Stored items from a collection
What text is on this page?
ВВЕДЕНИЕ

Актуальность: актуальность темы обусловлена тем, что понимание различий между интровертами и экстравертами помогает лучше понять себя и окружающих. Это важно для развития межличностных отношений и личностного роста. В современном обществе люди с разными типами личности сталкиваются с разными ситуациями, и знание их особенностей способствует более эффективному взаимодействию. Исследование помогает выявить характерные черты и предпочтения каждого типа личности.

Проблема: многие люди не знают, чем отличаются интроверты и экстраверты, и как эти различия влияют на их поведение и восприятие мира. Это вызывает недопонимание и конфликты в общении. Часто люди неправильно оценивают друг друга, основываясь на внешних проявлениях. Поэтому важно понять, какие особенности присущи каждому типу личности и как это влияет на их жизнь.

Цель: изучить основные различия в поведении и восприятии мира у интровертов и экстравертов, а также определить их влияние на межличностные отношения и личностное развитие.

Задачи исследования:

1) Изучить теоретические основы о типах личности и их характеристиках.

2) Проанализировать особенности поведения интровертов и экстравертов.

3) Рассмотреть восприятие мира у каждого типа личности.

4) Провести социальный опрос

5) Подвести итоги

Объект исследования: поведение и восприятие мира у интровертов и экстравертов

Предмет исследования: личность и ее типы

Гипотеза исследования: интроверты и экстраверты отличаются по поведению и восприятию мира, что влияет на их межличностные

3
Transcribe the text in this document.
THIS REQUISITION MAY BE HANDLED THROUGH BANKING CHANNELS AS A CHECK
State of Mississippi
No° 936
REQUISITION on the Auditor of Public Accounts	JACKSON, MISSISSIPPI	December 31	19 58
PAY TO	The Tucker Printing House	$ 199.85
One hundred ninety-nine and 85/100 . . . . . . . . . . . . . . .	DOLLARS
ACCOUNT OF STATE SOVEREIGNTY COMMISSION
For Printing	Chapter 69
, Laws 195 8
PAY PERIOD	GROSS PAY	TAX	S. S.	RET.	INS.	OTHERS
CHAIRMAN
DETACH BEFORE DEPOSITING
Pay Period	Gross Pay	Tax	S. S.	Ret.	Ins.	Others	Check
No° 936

__Written problem__. Each line in the material above must be retyped without alteration.

__Full solution__.
What text is on this page?
ВВЕДЕНИЕ

Актуальность: актуальность темы обусловлена тем, что понимание различий между интровертами и экстравертами помогает лучше понять себя и окружающих. Это важно для развития межличностных отношений и личностного роста. В современном обществе люди с разными типами личности сталкиваются с разными ситуациями, и знание их особенностей способствует более эффективному взаимодействию. Исследование помогает выявить характерные черты и предпочтения каждого типа личности.

Проблема: многие люди не знают, чем отличаются интроверты и экстраверты, и как эти различия влияют на их поведение и восприятие мира. Это вызывает недопонимание и конфликты в общении. Часто люди неправильно оценивают друг друга, основываясь на внешних проявлениях. Поэтому важно понять, какие особенности присущи каждому типу личности и как это влияет на их жизнь.

Цель: изучить основные различия в поведении и восприятии мира у интровертов и экстравертов, а также определить их влияние на межличностные отношения и личностное развитие.

Задачи исследования:

1) Изучить теоретические основы о типах личности и их характеристиках.

2) Проанализировать особенности поведения интровертов и экстравертов.

3) Рассмотреть восприятие мира у каждого типа личности.

4) Провести социальный опрос

5) Подвести итоги

Объект исследования: поведение и восприятие мира у интровертов и экстравертов

Предмет исследования: личность и ее типы

Гипотеза исследования: интроверты и экстраверты отличаются по поведению и восприятию мира, что влияет на их межличностные

3
Transcribe the text in this document.
THIS REQUISITION MAY BE HANDLED THROUGH BANKING CHANNELS AS A CHECK
State of Mississippi
No° 936
REQUISITION on the Auditor of Public Accounts	JACKSON, MISSISSIPPI	December 31	19 58
PAY TO	The Tucker Printing House	$ 199.85
One hundred ninety-nine and 85/100 . . . . . . . . . . . . . . .	DOLLARS
ACCOUNT OF STATE SOVEREIGNTY COMMISSION
For Printing	Chapter 69
, Laws 195 8
PAY PERIOD	GROSS PAY	TAX	S. S.	RET.	INS.	OTHERS
CHAIRMAN
DETACH BEFORE DEPOSITING
Pay Period	Gross Pay	Tax	S. S.	Ret.	Ins.	Others	Check
No° 936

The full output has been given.